» **Written task**:
Reproduce verbatim the lines of the entries below, from the line containing "save-button[interactable]: SAVE (399, 509, 488, 539)" through the line containing "measured-curve-right-2 (171, 76, 919, 349)", inclusive.

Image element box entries
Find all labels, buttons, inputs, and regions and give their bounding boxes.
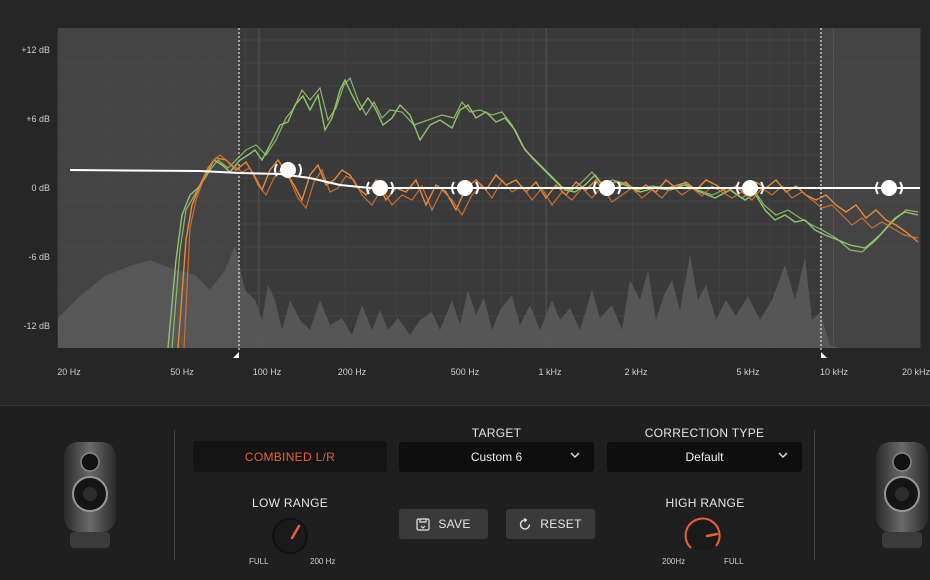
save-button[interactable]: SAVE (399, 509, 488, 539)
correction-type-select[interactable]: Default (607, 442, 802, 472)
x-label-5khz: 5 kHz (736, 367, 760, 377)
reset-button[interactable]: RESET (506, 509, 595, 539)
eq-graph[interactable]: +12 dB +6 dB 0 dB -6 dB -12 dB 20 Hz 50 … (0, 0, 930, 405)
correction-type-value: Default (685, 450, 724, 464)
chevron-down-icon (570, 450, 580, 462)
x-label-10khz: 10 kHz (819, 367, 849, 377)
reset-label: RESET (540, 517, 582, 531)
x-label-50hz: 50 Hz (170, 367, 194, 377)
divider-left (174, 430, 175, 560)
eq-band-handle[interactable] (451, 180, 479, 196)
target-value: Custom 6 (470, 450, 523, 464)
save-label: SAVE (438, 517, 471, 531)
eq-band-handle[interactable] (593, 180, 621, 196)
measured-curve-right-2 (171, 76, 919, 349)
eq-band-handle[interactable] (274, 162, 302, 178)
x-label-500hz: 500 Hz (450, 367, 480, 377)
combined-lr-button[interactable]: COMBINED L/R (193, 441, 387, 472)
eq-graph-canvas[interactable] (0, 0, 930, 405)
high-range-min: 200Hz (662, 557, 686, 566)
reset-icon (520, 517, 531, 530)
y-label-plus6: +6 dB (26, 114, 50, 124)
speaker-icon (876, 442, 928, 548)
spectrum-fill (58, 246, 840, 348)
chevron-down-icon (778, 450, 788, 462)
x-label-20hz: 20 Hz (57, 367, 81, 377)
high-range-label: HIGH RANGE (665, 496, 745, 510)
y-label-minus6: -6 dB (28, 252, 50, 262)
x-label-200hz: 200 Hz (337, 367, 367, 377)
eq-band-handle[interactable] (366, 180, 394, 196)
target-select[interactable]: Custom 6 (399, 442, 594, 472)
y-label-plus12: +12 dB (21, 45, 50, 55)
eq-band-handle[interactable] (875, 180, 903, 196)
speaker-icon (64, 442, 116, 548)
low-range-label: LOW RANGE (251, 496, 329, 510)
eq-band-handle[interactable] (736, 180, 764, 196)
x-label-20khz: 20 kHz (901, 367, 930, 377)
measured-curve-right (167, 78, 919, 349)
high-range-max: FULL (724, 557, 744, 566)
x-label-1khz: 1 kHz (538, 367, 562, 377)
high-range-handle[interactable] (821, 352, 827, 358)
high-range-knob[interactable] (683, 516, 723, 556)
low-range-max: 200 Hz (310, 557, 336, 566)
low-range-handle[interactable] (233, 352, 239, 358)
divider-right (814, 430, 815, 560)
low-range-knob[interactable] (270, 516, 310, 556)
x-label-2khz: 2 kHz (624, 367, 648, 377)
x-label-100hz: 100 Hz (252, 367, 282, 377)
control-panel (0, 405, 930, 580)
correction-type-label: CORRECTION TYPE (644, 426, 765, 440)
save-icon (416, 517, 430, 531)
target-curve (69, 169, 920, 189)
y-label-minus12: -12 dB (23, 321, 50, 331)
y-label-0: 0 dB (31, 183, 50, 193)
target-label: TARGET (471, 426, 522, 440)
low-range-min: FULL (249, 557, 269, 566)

» **Correct answer**:
save-button[interactable]: SAVE (399, 509, 488, 539)
correction-type-select[interactable]: Default (607, 442, 802, 472)
x-label-5khz: 5 kHz (736, 367, 760, 377)
reset-button[interactable]: RESET (506, 509, 595, 539)
eq-graph[interactable]: +12 dB +6 dB 0 dB -6 dB -12 dB 20 Hz 50 … (0, 0, 930, 405)
correction-type-value: Default (685, 450, 724, 464)
chevron-down-icon (570, 450, 580, 462)
x-label-10khz: 10 kHz (819, 367, 849, 377)
reset-label: RESET (540, 517, 582, 531)
x-label-50hz: 50 Hz (170, 367, 194, 377)
divider-left (174, 430, 175, 560)
eq-band-handle[interactable] (451, 180, 479, 196)
target-value: Custom 6 (470, 450, 523, 464)
save-label: SAVE (438, 517, 471, 531)
eq-band-handle[interactable] (593, 180, 621, 196)
measured-curve-right-2 (171, 76, 919, 349)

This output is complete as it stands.